» EXERCISE DETAILS
Gather up all lines that carry the word "диагностика".

» Stored items from a collection
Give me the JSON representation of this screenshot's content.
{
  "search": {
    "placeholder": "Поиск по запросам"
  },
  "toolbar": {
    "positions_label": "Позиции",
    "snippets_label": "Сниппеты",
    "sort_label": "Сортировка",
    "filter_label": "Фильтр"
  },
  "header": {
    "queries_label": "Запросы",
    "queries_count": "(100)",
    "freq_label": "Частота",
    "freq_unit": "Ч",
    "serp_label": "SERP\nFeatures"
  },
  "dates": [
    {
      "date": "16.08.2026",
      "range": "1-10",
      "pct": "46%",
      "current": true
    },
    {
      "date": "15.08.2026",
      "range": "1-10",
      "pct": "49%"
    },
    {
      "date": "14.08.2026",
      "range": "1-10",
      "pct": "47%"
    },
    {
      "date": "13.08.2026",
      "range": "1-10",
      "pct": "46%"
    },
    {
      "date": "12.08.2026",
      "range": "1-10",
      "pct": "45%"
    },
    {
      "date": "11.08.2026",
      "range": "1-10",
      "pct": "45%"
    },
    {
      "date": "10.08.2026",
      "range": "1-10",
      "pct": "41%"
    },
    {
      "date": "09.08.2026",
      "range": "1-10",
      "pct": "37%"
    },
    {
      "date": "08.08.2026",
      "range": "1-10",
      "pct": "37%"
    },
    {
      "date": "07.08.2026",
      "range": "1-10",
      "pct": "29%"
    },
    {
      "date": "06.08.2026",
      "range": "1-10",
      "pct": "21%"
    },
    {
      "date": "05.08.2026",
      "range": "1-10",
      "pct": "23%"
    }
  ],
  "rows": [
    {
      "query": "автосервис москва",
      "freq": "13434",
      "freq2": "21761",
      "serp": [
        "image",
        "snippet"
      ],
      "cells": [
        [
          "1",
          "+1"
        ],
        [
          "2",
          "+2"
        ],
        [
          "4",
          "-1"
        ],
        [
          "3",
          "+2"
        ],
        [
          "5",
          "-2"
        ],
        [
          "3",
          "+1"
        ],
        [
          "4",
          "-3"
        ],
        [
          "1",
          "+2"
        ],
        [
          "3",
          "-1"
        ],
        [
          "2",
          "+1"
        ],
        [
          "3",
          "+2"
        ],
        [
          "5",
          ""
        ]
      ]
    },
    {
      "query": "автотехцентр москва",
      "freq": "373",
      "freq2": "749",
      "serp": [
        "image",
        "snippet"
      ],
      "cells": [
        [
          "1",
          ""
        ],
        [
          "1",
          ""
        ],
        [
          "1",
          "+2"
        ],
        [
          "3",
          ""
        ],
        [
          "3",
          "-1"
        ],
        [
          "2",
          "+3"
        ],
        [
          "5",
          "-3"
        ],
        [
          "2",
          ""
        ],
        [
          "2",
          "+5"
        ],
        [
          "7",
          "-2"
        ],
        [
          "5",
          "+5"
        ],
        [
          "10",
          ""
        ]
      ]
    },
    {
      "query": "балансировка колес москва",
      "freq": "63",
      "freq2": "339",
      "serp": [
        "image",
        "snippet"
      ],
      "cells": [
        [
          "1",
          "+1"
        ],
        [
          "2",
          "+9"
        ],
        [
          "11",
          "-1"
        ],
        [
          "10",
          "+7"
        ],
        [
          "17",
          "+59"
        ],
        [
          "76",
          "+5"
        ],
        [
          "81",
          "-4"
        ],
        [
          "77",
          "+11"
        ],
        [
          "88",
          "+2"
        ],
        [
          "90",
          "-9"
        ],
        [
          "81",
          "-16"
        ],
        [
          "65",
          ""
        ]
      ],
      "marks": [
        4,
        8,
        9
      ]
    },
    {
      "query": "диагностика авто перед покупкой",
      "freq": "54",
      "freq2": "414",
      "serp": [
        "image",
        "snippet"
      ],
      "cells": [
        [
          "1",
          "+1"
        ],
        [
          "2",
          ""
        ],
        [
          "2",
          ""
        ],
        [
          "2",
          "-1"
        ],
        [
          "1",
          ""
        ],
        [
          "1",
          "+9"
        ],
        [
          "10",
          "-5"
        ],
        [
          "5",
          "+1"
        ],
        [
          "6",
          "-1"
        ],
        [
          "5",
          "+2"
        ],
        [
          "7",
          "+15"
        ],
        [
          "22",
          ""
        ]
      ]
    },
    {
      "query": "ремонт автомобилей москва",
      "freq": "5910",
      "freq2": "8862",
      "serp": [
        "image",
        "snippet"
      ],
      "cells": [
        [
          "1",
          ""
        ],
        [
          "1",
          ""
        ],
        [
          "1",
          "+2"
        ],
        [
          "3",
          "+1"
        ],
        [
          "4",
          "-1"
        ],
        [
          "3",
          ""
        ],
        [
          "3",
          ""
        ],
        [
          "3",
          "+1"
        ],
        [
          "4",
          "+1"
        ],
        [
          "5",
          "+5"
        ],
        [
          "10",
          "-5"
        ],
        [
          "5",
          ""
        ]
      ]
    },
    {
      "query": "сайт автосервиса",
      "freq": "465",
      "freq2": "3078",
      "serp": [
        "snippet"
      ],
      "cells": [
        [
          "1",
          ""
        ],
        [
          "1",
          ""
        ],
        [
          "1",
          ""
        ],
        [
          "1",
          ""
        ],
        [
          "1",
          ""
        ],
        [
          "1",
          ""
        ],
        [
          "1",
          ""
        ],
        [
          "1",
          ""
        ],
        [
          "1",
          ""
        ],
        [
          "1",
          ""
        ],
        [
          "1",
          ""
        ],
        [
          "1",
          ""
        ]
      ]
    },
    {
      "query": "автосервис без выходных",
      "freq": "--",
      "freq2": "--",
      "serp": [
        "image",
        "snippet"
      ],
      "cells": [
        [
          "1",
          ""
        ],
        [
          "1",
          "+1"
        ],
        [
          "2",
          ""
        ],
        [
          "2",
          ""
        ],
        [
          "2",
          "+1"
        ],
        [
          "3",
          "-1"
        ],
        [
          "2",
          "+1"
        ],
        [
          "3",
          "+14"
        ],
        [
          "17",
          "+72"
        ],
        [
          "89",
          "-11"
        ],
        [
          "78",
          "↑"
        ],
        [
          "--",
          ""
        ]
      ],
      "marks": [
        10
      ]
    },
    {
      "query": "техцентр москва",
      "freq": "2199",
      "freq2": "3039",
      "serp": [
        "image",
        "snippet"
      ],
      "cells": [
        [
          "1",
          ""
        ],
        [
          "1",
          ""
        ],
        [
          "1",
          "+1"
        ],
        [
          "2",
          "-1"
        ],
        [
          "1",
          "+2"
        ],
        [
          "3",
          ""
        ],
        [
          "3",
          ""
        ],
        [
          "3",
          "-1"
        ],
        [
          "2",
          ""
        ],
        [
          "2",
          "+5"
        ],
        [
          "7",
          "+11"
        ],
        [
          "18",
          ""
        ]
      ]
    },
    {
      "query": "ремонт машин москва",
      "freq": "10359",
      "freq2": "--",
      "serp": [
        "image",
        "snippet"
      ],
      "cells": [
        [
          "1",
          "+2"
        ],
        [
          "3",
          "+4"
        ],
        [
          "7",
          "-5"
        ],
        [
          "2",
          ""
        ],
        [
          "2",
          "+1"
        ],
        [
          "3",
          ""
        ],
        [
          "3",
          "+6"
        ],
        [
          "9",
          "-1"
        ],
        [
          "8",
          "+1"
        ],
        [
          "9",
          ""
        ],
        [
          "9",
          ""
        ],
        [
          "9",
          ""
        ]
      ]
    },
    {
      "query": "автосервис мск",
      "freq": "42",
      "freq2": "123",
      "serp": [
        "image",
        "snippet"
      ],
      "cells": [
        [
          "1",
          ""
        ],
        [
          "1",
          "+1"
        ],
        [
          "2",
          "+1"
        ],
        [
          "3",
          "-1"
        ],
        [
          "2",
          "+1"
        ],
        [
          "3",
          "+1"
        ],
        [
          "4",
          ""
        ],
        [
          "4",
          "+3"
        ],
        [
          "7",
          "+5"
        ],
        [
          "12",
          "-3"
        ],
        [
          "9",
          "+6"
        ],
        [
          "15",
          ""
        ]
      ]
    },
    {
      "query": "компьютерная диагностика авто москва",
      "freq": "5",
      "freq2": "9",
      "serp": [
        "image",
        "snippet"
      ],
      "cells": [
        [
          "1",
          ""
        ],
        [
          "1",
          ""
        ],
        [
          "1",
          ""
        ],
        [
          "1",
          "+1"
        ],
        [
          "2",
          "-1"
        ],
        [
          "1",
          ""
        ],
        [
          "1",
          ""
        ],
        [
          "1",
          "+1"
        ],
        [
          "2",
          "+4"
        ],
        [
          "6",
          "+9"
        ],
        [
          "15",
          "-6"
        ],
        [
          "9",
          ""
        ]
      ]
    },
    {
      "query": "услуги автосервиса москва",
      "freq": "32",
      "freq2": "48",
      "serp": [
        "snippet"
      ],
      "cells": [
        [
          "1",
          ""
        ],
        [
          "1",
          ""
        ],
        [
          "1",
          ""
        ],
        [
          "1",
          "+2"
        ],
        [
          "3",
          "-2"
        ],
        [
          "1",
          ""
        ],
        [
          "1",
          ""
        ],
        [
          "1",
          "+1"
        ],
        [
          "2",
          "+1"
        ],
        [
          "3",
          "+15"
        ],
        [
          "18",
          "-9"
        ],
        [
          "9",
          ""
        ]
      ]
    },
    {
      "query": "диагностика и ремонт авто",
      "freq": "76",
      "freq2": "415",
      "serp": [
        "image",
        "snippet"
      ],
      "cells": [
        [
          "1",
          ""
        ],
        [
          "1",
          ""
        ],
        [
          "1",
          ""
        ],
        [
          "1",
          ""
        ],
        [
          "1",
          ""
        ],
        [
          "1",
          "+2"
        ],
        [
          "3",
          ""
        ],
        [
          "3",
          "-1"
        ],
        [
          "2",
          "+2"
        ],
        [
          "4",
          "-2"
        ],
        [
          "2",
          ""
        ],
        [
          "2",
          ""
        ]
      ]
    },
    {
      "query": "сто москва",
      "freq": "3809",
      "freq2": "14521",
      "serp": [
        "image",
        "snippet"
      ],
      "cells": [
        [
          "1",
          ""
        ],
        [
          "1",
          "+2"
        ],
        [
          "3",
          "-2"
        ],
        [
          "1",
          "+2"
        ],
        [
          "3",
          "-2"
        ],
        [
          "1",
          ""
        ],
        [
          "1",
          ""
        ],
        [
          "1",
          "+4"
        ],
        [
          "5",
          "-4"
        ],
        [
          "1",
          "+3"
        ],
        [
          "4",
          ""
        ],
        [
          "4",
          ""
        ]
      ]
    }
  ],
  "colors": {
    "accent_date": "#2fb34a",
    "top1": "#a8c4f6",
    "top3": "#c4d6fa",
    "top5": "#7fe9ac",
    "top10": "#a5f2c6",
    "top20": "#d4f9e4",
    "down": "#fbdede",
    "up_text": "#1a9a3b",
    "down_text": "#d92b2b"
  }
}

» EXERCISE OUTPUT
      "query": "диагностика авто перед покупкой",
      "query": "компьютерная диагностика авто москва",
      "query": "диагностика и ремонт авто",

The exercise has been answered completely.